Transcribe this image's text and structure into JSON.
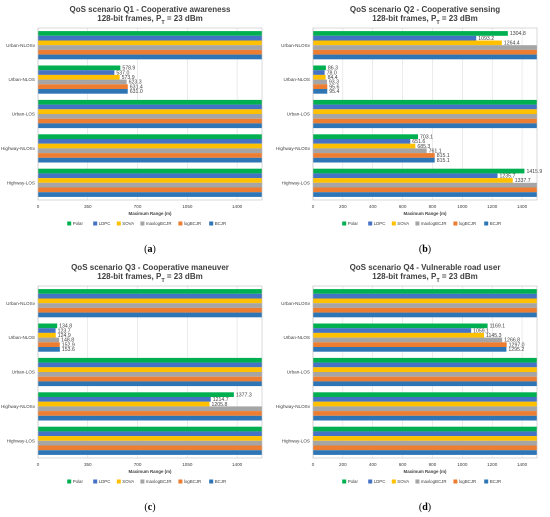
{
  "series": [
    {
      "name": "Polar",
      "color": "#00b050"
    },
    {
      "name": "LDPC",
      "color": "#4472c4"
    },
    {
      "name": "SOVA",
      "color": "#ffc000"
    },
    {
      "name": "maxlogBCJR",
      "color": "#a5a5a5"
    },
    {
      "name": "logBCJR",
      "color": "#ed7d31"
    },
    {
      "name": "BCJR",
      "color": "#2e75b6"
    }
  ],
  "panels": [
    {
      "label": "(a)",
      "title_line1": "QoS scenario Q1 - Cooperative awareness",
      "title_line2": "128-bit frames, P",
      "title_sub": "T",
      "title_tail": " = 23 dBm"
    },
    {
      "label": "(b)",
      "title_line1": "QoS scenario Q2 - Cooperative sensing",
      "title_line2": "128-bit frames, P",
      "title_sub": "T",
      "title_tail": " = 23 dBm"
    },
    {
      "label": "(c)",
      "title_line1": "QoS scenario Q3 - Cooperative maneuver",
      "title_line2": "128-bit frames, P",
      "title_sub": "T",
      "title_tail": " = 23 dBm"
    },
    {
      "label": "(d)",
      "title_line1": "QoS scenario Q4 - Vulnerable road user",
      "title_line2": "128-bit frames, P",
      "title_sub": "T",
      "title_tail": " = 23 dBm"
    }
  ],
  "chart_data": [
    {
      "type": "bar",
      "orientation": "horizontal",
      "title": "QoS scenario Q1 - Cooperative awareness 128-bit frames, PT = 23 dBm",
      "xlabel": "Maximum Range (m)",
      "ylabel": "",
      "xlim": [
        0,
        1575
      ],
      "xticks": [
        0,
        350,
        700,
        1050,
        1400
      ],
      "categories": [
        "Urban-NLOSv",
        "Urban-NLOS",
        "Urban-LOS",
        "Highway-NLOSv",
        "Highway-LOS"
      ],
      "series": [
        {
          "name": "Polar",
          "values": [
            1575,
            578.9,
            1575,
            1575,
            1575
          ],
          "labels": [
            "",
            "578.9",
            "",
            "",
            ""
          ]
        },
        {
          "name": "LDPC",
          "values": [
            1575,
            537.0,
            1575,
            1575,
            1575
          ],
          "labels": [
            "",
            "537.0",
            "",
            "",
            ""
          ]
        },
        {
          "name": "SOVA",
          "values": [
            1575,
            573.9,
            1575,
            1575,
            1575
          ],
          "labels": [
            "",
            "573.9",
            "",
            "",
            ""
          ]
        },
        {
          "name": "maxlogBCJR",
          "values": [
            1575,
            623.3,
            1575,
            1575,
            1575
          ],
          "labels": [
            "",
            "623.3",
            "",
            "",
            ""
          ]
        },
        {
          "name": "logBCJR",
          "values": [
            1575,
            631.4,
            1575,
            1575,
            1575
          ],
          "labels": [
            "",
            "631.4",
            "",
            "",
            ""
          ]
        },
        {
          "name": "BCJR",
          "values": [
            1575,
            631.0,
            1575,
            1575,
            1575
          ],
          "labels": [
            "",
            "631.0",
            "",
            "",
            ""
          ]
        }
      ],
      "legend": "bottom"
    },
    {
      "type": "bar",
      "orientation": "horizontal",
      "title": "QoS scenario Q2 - Cooperative sensing 128-bit frames, PT = 23 dBm",
      "xlabel": "Maximum Range (m)",
      "ylabel": "",
      "xlim": [
        0,
        1500
      ],
      "xticks": [
        0,
        200,
        400,
        600,
        800,
        1000,
        1200,
        1400
      ],
      "categories": [
        "Urban-NLOSv",
        "Urban-NLOS",
        "Urban-LOS",
        "Highway-NLOSv",
        "Highway-LOS"
      ],
      "series": [
        {
          "name": "Polar",
          "values": [
            1304.8,
            86.3,
            1500,
            703.1,
            1415.9
          ],
          "labels": [
            "1304.8",
            "86.3",
            "",
            "703.1",
            "1415.9"
          ]
        },
        {
          "name": "LDPC",
          "values": [
            1093.2,
            78.0,
            1500,
            651.6,
            1235.7
          ],
          "labels": [
            "1093.2",
            "78.0",
            "",
            "651.6",
            "1235.7"
          ]
        },
        {
          "name": "SOVA",
          "values": [
            1264.4,
            84.4,
            1500,
            685.3,
            1337.7
          ],
          "labels": [
            "1264.4",
            "84.4",
            "",
            "685.3",
            "1337.7"
          ]
        },
        {
          "name": "maxlogBCJR",
          "values": [
            1500,
            93.3,
            1500,
            761.1,
            1500
          ],
          "labels": [
            "",
            "93.3",
            "",
            "761.1",
            ""
          ]
        },
        {
          "name": "logBCJR",
          "values": [
            1500,
            95.6,
            1500,
            815.1,
            1500
          ],
          "labels": [
            "",
            "95.6",
            "",
            "815.1",
            ""
          ]
        },
        {
          "name": "BCJR",
          "values": [
            1500,
            95.4,
            1500,
            815.1,
            1500
          ],
          "labels": [
            "",
            "95.4",
            "",
            "815.1",
            ""
          ]
        }
      ],
      "legend": "bottom"
    },
    {
      "type": "bar",
      "orientation": "horizontal",
      "title": "QoS scenario Q3 - Cooperative maneuver 128-bit frames, PT = 23 dBm",
      "xlabel": "Maximum Range (m)",
      "ylabel": "",
      "xlim": [
        0,
        1575
      ],
      "xticks": [
        0,
        350,
        700,
        1050,
        1400
      ],
      "categories": [
        "Urban-NLOSv",
        "Urban-NLOS",
        "Urban-LOS",
        "Highway-NLOSv",
        "Highway-LOS"
      ],
      "series": [
        {
          "name": "Polar",
          "values": [
            1575,
            134.8,
            1575,
            1377.3,
            1575
          ],
          "labels": [
            "",
            "134.8",
            "",
            "1377.3",
            ""
          ]
        },
        {
          "name": "LDPC",
          "values": [
            1575,
            123.7,
            1575,
            1214.7,
            1575
          ],
          "labels": [
            "",
            "123.7",
            "",
            "1214.7",
            ""
          ]
        },
        {
          "name": "SOVA",
          "values": [
            1575,
            124.9,
            1575,
            1205.8,
            1575
          ],
          "labels": [
            "",
            "124.9",
            "",
            "1205.8",
            ""
          ]
        },
        {
          "name": "maxlogBCJR",
          "values": [
            1575,
            148.8,
            1575,
            1575,
            1575
          ],
          "labels": [
            "",
            "148.8",
            "",
            "",
            ""
          ]
        },
        {
          "name": "logBCJR",
          "values": [
            1575,
            152.9,
            1575,
            1575,
            1575
          ],
          "labels": [
            "",
            "152.9",
            "",
            "",
            ""
          ]
        },
        {
          "name": "BCJR",
          "values": [
            1575,
            153.6,
            1575,
            1575,
            1575
          ],
          "labels": [
            "",
            "153.6",
            "",
            "",
            ""
          ]
        }
      ],
      "legend": "bottom"
    },
    {
      "type": "bar",
      "orientation": "horizontal",
      "title": "QoS scenario Q4 - Vulnerable road user 128-bit frames, PT = 23 dBm",
      "xlabel": "Maximum Range (m)",
      "ylabel": "",
      "xlim": [
        0,
        1500
      ],
      "xticks": [
        0,
        200,
        400,
        600,
        800,
        1000,
        1200,
        1400
      ],
      "categories": [
        "Urban-NLOSv",
        "Urban-NLOS",
        "Urban-LOS",
        "Highway-NLOSv",
        "Highway-LOS"
      ],
      "series": [
        {
          "name": "Polar",
          "values": [
            1500,
            1169.1,
            1500,
            1500,
            1500
          ],
          "labels": [
            "",
            "1169.1",
            "",
            "",
            ""
          ]
        },
        {
          "name": "LDPC",
          "values": [
            1500,
            1059.1,
            1500,
            1500,
            1500
          ],
          "labels": [
            "",
            "1059.1",
            "",
            "",
            ""
          ]
        },
        {
          "name": "SOVA",
          "values": [
            1500,
            1145.3,
            1500,
            1500,
            1500
          ],
          "labels": [
            "",
            "1145.3",
            "",
            "",
            ""
          ]
        },
        {
          "name": "maxlogBCJR",
          "values": [
            1500,
            1266.8,
            1500,
            1500,
            1500
          ],
          "labels": [
            "",
            "1266.8",
            "",
            "",
            ""
          ]
        },
        {
          "name": "logBCJR",
          "values": [
            1500,
            1297.0,
            1500,
            1500,
            1500
          ],
          "labels": [
            "",
            "1297.0",
            "",
            "",
            ""
          ]
        },
        {
          "name": "BCJR",
          "values": [
            1500,
            1295.2,
            1500,
            1500,
            1500
          ],
          "labels": [
            "",
            "1295.2",
            "",
            "",
            ""
          ]
        }
      ],
      "legend": "bottom"
    }
  ]
}
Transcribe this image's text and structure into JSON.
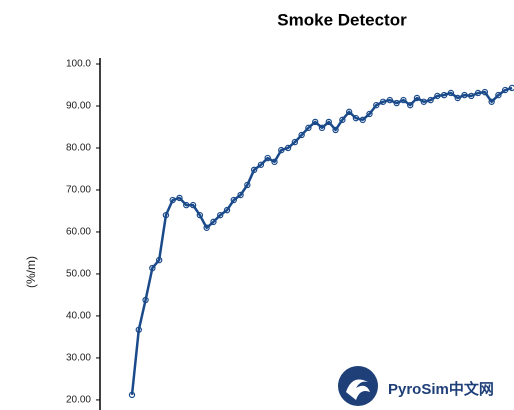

### DIRECTION
Extract all lines that hold the word "awareness".

### FINISHED EXERCISE
      "title_line1": "QoS scenario Q1 - Cooperative awareness",
      "title": "QoS scenario Q1 - Cooperative awareness 128-bit frames, PT = 23 dBm",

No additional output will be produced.